>> begin

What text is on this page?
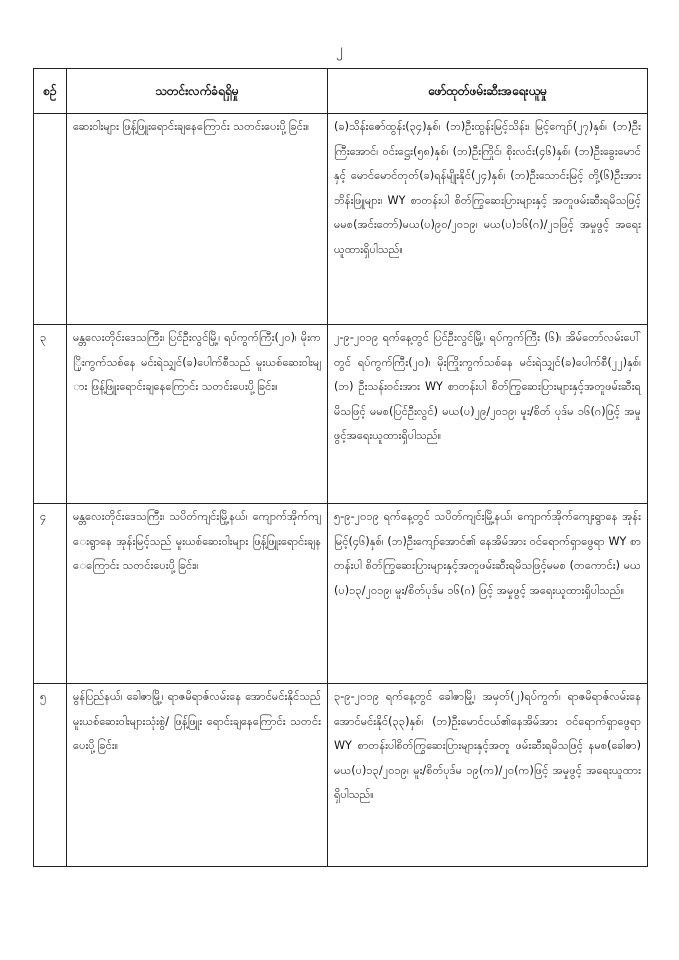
၂
စဉ်	သတင်းလက်ခံရရှိမှု	ဖော်ထုတ်ဖမ်းဆီးအရေးယူမှု
	ဆေးဝါးများ ဖြန့်ဖြူးရောင်းချနေကြောင်း သတင်းပေးပို့ခြင်း။	(ခ)သိန်းဇော်ထွန်း(၃၄)နှစ်၊ (ဘ)ဦးထွန်းမြင့်သိန်း၊ မြင့်ကျော်(၂၇)နှစ်၊ (ဘ)ဦးကြီးအောင်၊ ဝင်းဋ္ဌေး(၅၈)နှစ်၊ (ဘ)ဦးကြိုင်၊ စိုးလင်း(၄၆)နှစ်၊ (ဘ)ဦးခွေးမောင်နှင့် မောင်မောင်တုတ်(ခ)ရန်မျိုးနိုင်(၂၄)နှစ်၊ (ဘ)ဦးသောင်းမြင့် တို့(၆)ဦးအား ဘိန်းဖြူများ၊ WY စာတန်းပါ စိတ်ကြွဆေးပြားများနှင့် အတူဖမ်းဆီးရမိသဖြင့် မမစ(အင်းတော်)မယ(ပ)၉၀/၂၀၁၉၊ မယ(ပ)၁၆(ဂ)/၂၁ဖြင့် အမှုဖွင့် အရေးယူထားရှိပါသည်။
၃	မန္တလေးတိုင်းဒေသကြီး၊ ပြင်ဦးလွင်မြို့၊ ရပ်ကွက်ကြီး(၂၀)၊ မိုးကြိုးကွက်သစ်နေ မင်းရဲသျှင်(ခ)ပေါက်စီသည် မူးယစ်ဆေးဝါးများ ဖြန့်ဖြူးရောင်းချနေကြောင်း သတင်းပေးပို့ခြင်း။	၂-၉-၂၀၁၉ ရက်နေ့တွင် ပြင်ဦးလွင်မြို့၊ ရပ်ကွက်ကြီး (၆)၊ အိမ်တော်လမ်းပေါ်တွင် ရပ်ကွက်ကြီး(၂၀)၊ မိုးကြိုးကွက်သစ်နေ မင်းရဲသျှင်(ခ)ပေါက်စီ(၂၂)နှစ်၊(ဘ) ဦးသန်းဝင်းအား WY စာတန်းပါ စိတ်ကြွဆေးပြားများနှင့်အတူဖမ်းဆီးရမိသဖြင့် မမစ(ပြင်ဦးလွင်) မယ(ပ)၂၉/၂၀၁၉၊ မူး/စိတ် ပုဒ်မ ၁၆(ဂ)ဖြင့် အမှုဖွင့်အရေးယူထားရှိပါသည်။
၄	မန္တလေးတိုင်းဒေသကြီး၊ သပိတ်ကျင်းမြို့နယ်၊ ကျောက်အိုက်ကျေးရွာနေ အုန်းမြင့်သည် မူးယစ်ဆေးဝါးများ ဖြန့်ဖြူးရောင်းချနေကြောင်း သတင်းပေးပို့ခြင်း။	၅-၉-၂၀၁၉ ရက်နေ့တွင် သပိတ်ကျင်းမြို့နယ်၊ ကျောက်အိုက်ကျေးရွာနေ အုန်းမြင့်(၄၆)နှစ်၊ (ဘ)ဦးကျော်အောင်၏ နေအိမ်အား ဝင်ရောက်ရှာဖွေရာ WY စာတန်းပါ စိတ်ကြွဆေးပြားများနှင့်အတူဖမ်းဆီးရမိသဖြင့်မမစ (တကောင်း) မယ(ပ)၁၃/၂၀၁၉၊ မူး/စိတ်ပုဒ်မ ၁၆(ဂ) ဖြင့် အမှုဖွင့် အရေးယူထားရှိပါသည်။
၅	မွန်ပြည်နယ်၊ ခေါဇာမြို့၊ ရာဇမိရာဇ်လမ်းနေ အောင်မင်းနိုင်သည် မူးယစ်ဆေးဝါးများသုံးစွဲ/ ဖြန့်ဖြူး ရောင်းချနေကြောင်း သတင်းပေးပို့ခြင်း။	၃-၉-၂၀၁၉ ရက်နေ့တွင် ခေါဇာမြို့၊ အမှတ်(၂)ရပ်ကွက်၊ ရာဇမိရာဇ်လမ်းနေ အောင်မင်းနိုင်(၃၃)နှစ်၊ (ဘ)ဦးမောင်ငယ်၏နေအိမ်အား ဝင်ရောက်ရှာဖွေရာ WY စာတန်းပါစိတ်ကြွဆေးပြားများနှင့်အတူ ဖမ်းဆီးရမိသဖြင့် နမစ(ခေါဇာ) မယ(ပ)၁၃/၂၀၁၉၊ မူး/စိတ်ပုဒ်မ ၁၉(က)/၂၀(က)ဖြင့် အမှုဖွင့် အရေးယူထားရှိပါသည်။
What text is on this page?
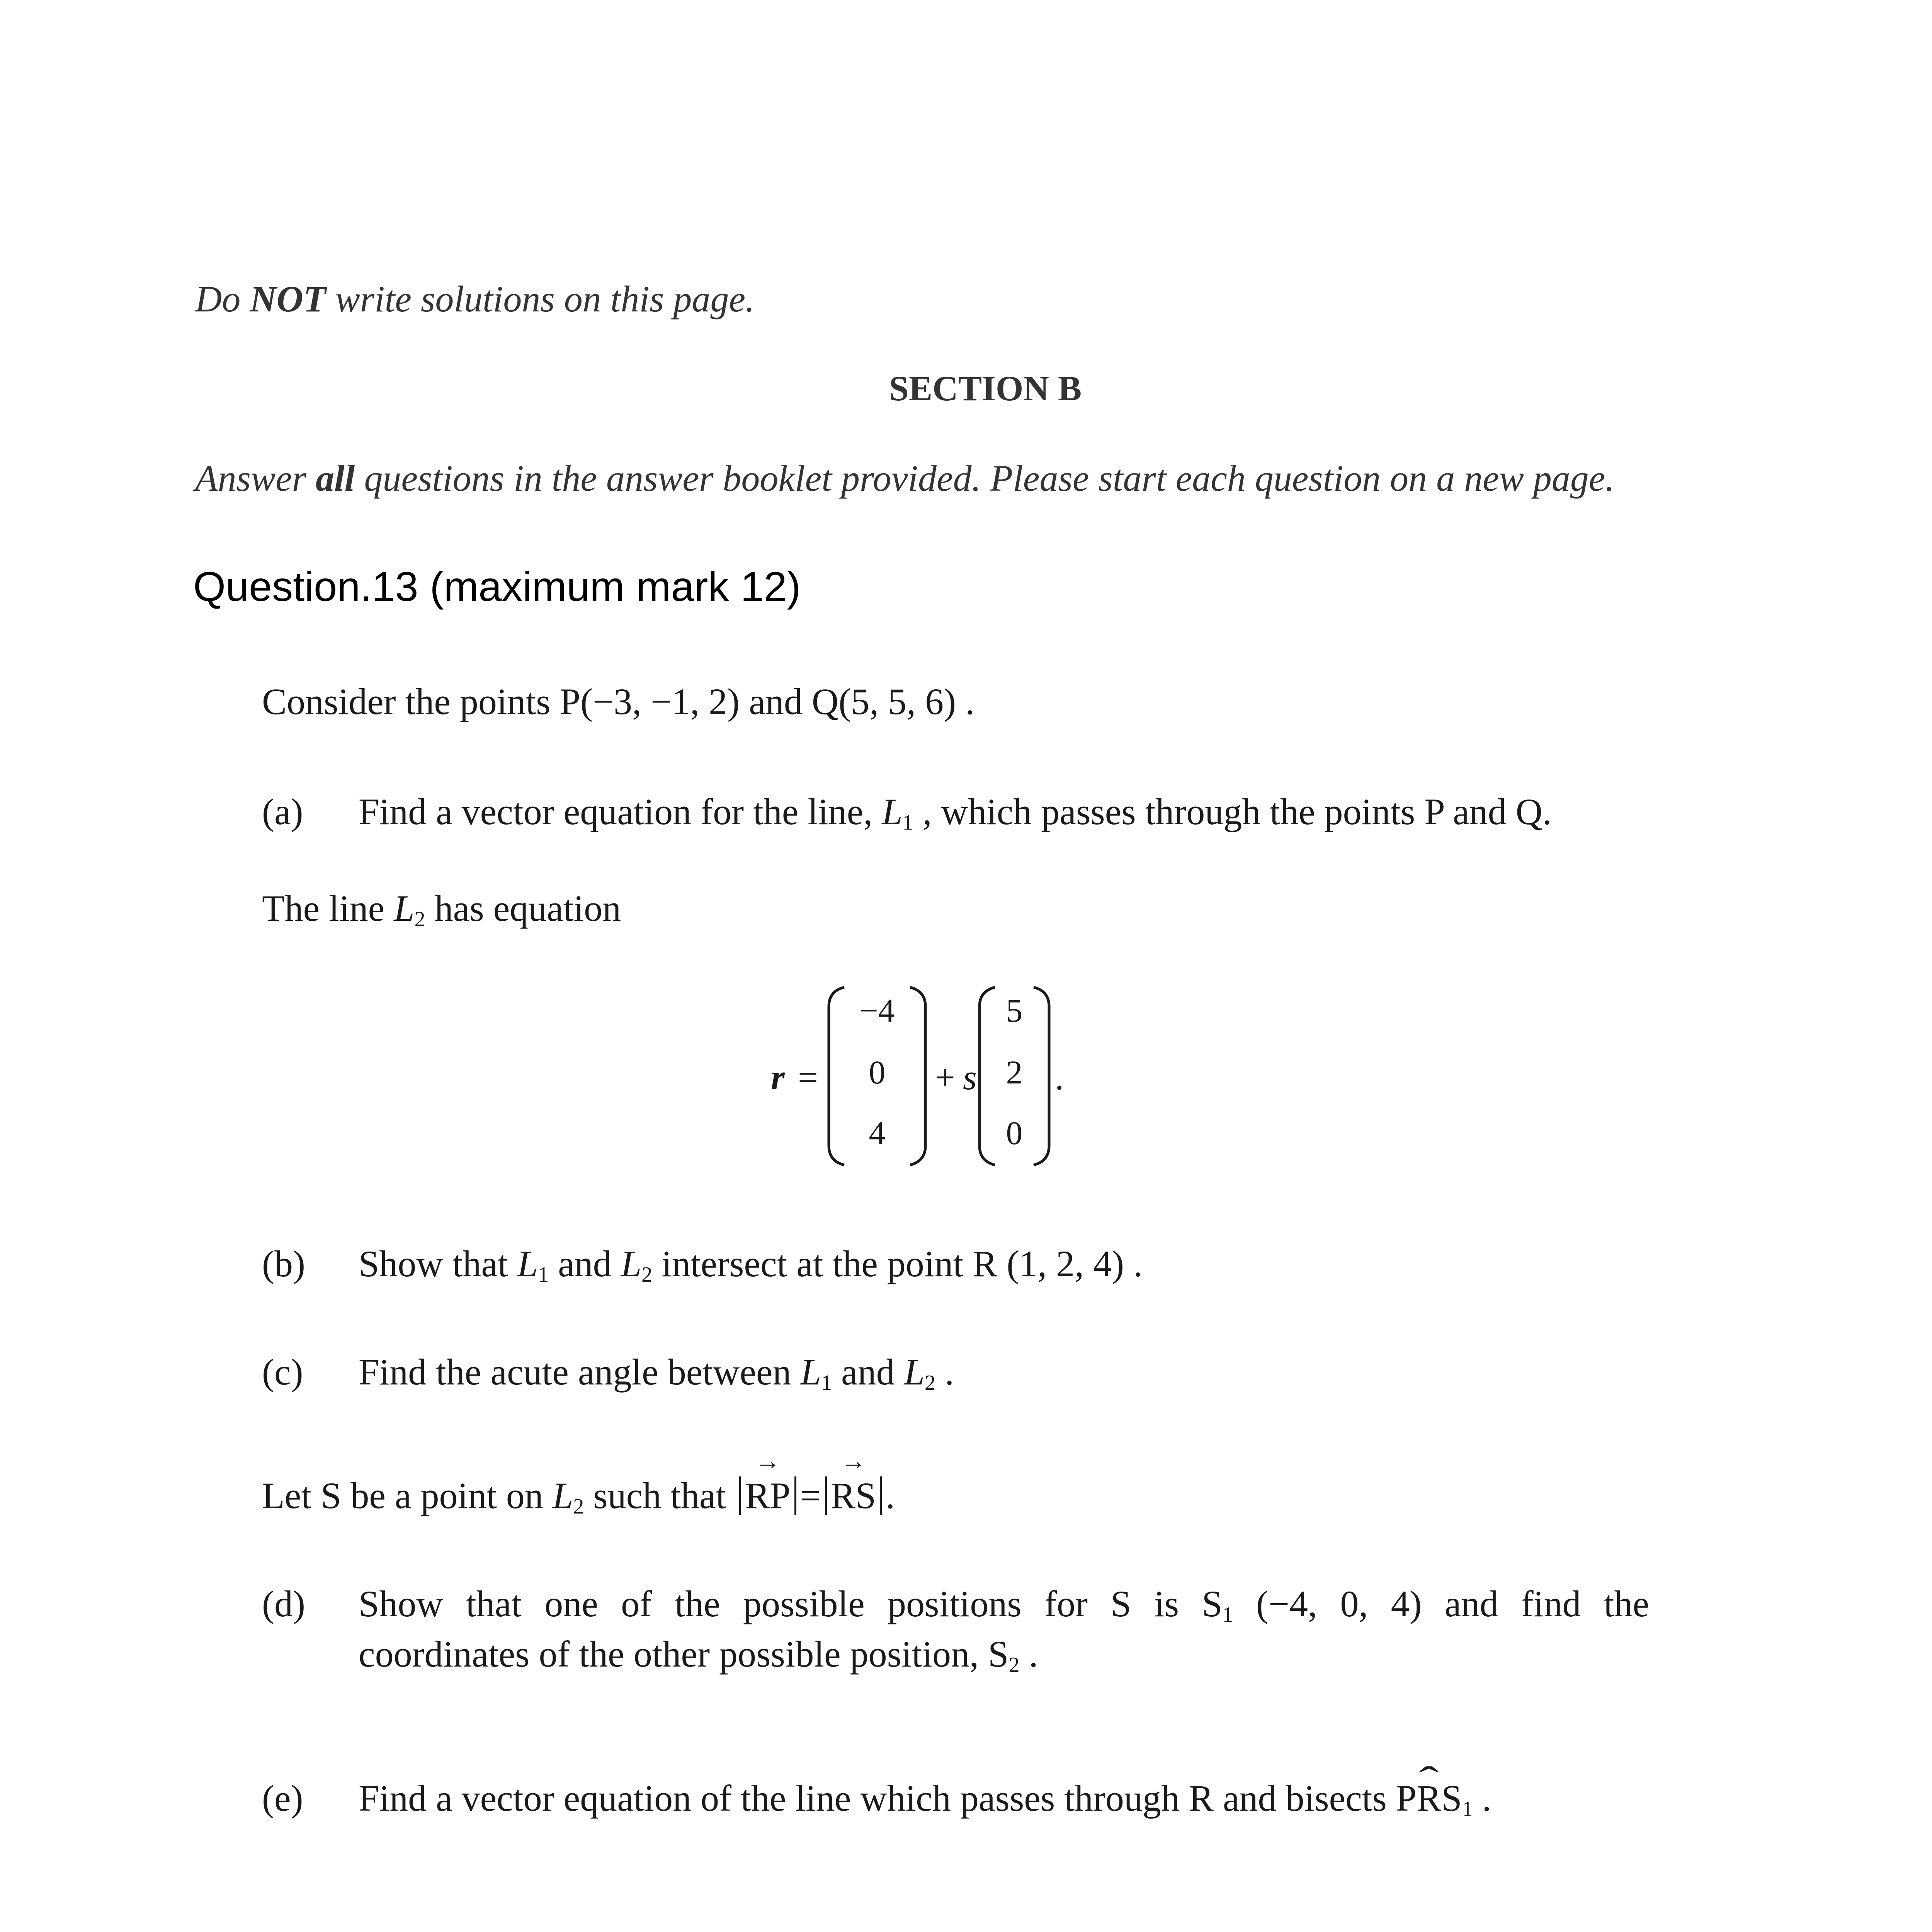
Do NOT write solutions on this page.
SECTION B
Answer all questions in the answer booklet provided. Please start each question on a new page.
Question.13 (maximum mark 12)
Consider the points P(−3, −1, 2) and Q(5, 5, 6) .
(a) Find a vector equation for the line, $L_1$ , which passes through the points P and Q.
The line $L_2$ has equation
r =
−4
0
4
+ s
5
2
0
.
(b) Show that $L_1$ and $L_2$ intersect at the point R (1, 2, 4) .
(c) Find the acute angle between $L_1$ and $L_2$ .
Let S be a point on $L_2$ such that → RP = → RS .
(d) Show that one of the possible positions for S is $S_1$ (−4, 0, 4) and find the
coordinates of the other possible position, $S_2$ .
(e) Find a vector equation of the line which passes through R and bisects Pˆ $RS_1$ .
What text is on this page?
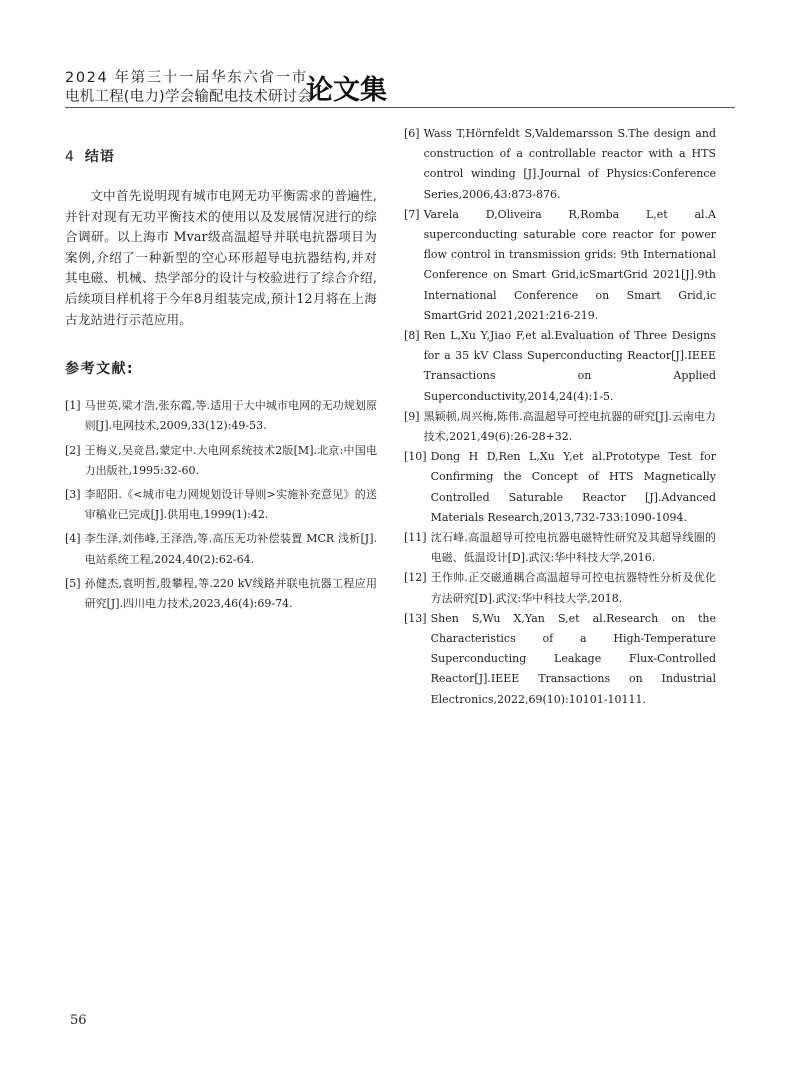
2024 年第三十一届华东六省一市
电机工程(电力)学会输配电技术研讨会
论文集
4 结语

文中首先说明现有城市电网无功平衡需求的普遍性,并针对现有无功平衡技术的使用以及发展情况进行的综合调研。以上海市 Mvar级高温超导并联电抗器项目为案例,介绍了一种新型的空心环形超导电抗器结构,并对其电磁、机械、热学部分的设计与校验进行了综合介绍,后续项目样机将于今年8月组装完成,预计12月将在上海古龙站进行示范应用。

参考文献:
[1] 马世英,梁才浩,张东霞,等.适用于大中城市电网的无功规划原则[J].电网技术,2009,33(12):49-53.
[2] 王梅义,吴竞昌,蒙定中.大电网系统技术2版[M].北京:中国电力出版社,1995:32-60.
[3] 李昭阳.《<城市电力网规划设计导则>实施补充意见》的送审稿业已完成[J].供用电,1999(1):42.
[4] 李生泽,刘伟峰,王泽浩,等.高压无功补偿装置 MCR 浅析[J].电站系统工程,2024,40(2):62-64.
[5] 孙健杰,袁明哲,殷攀程,等.220 kV线路并联电抗器工程应用研究[J].四川电力技术,2023,46(4):69-74.
[6] Wass T,Hörnfeldt S,Valdemarsson S.The design and construction of a controllable reactor with a HTS control winding [J].Journal of Physics:Conference Series,2006,43:873-876.
[7] Varela D,Oliveira R,Romba L,et al.A superconducting saturable core reactor for power flow control in transmission grids: 9th International Conference on Smart Grid,icSmartGrid 2021[J].9th International Conference on Smart Grid,ic SmartGrid 2021,2021:216-219.
[8] Ren L,Xu Y,Jiao F,et al.Evaluation of Three Designs for a 35 kV Class Superconducting Reactor[J].IEEE Transactions on Applied Superconductivity,2014,24(4):1-5.
[9] 黑颖顿,周兴梅,陈伟.高温超导可控电抗器的研究[J].云南电力技术,2021,49(6):26-28+32.
[10] Dong H D,Ren L,Xu Y,et al.Prototype Test for Confirming the Concept of HTS Magnetically Controlled Saturable Reactor [J].Advanced Materials Research,2013,732-733:1090-1094.
[11] 沈石峰.高温超导可控电抗器电磁特性研究及其超导线圈的电磁、低温设计[D].武汉:华中科技大学,2016.
[12] 王作帅.正交磁通耦合高温超导可控电抗器特性分析及优化方法研究[D].武汉:华中科技大学,2018.
[13] Shen S,Wu X,Yan S,et al.Research on the Characteristics of a High-Temperature Superconducting Leakage Flux-Controlled Reactor[J].IEEE Transactions on Industrial Electronics,2022,69(10):10101-10111.
56
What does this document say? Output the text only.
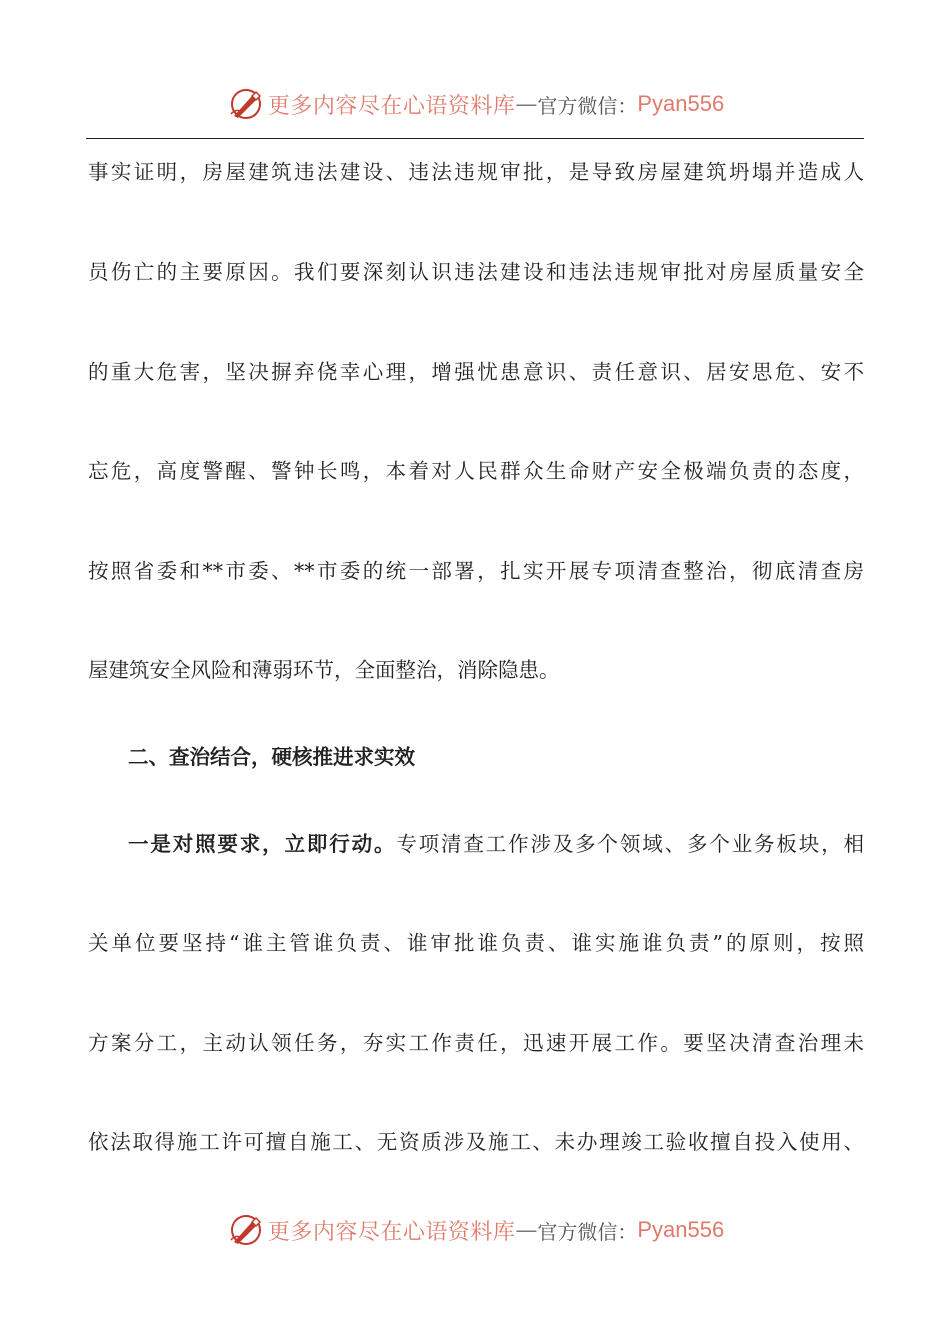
更多内容尽在心语资料库 — 官方微信： Pyan556
事实证明，房屋建筑违法建设、违法违规审批，是导致房屋建筑坍塌并造成人
员伤亡的主要原因。我们要深刻认识违法建设和违法违规审批对房屋质量安全
的重大危害，坚决摒弃侥幸心理，增强忧患意识、责任意识、居安思危、安不
忘危，高度警醒、警钟长鸣，本着对人民群众生命财产安全极端负责的态度，
按照省委和**市委、**市委的统一部署，扎实开展专项清查整治，彻底清查房
屋建筑安全风险和薄弱环节，全面整治，消除隐患。
二、查治结合，硬核推进求实效
一是对照要求，立即行动。专项清查工作涉及多个领域、多个业务板块，相
关单位要坚持“谁主管谁负责、谁审批谁负责、谁实施谁负责”的原则，按照
方案分工，主动认领任务，夯实工作责任，迅速开展工作。要坚决清查治理未
依法取得施工许可擅自施工、无资质涉及施工、未办理竣工验收擅自投入使用、
更多内容尽在心语资料库 — 官方微信： Pyan556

>> end

TASK >> Set down exactly and only the lines from the line that contains "What does this" through the last line of the entries above, with both of those lines included and the pictures left out.

RESPONSE BELOW >>
What does this document say? Output the text only.
更多内容尽在心语资料库 — 官方微信： Pyan556
事实证明，房屋建筑违法建设、违法违规审批，是导致房屋建筑坍塌并造成人
员伤亡的主要原因。我们要深刻认识违法建设和违法违规审批对房屋质量安全
的重大危害，坚决摒弃侥幸心理，增强忧患意识、责任意识、居安思危、安不
忘危，高度警醒、警钟长鸣，本着对人民群众生命财产安全极端负责的态度，
按照省委和**市委、**市委的统一部署，扎实开展专项清查整治，彻底清查房
屋建筑安全风险和薄弱环节，全面整治，消除隐患。
二、查治结合，硬核推进求实效
一是对照要求，立即行动。专项清查工作涉及多个领域、多个业务板块，相
关单位要坚持“谁主管谁负责、谁审批谁负责、谁实施谁负责”的原则，按照
方案分工，主动认领任务，夯实工作责任，迅速开展工作。要坚决清查治理未
依法取得施工许可擅自施工、无资质涉及施工、未办理竣工验收擅自投入使用、
更多内容尽在心语资料库 — 官方微信： Pyan556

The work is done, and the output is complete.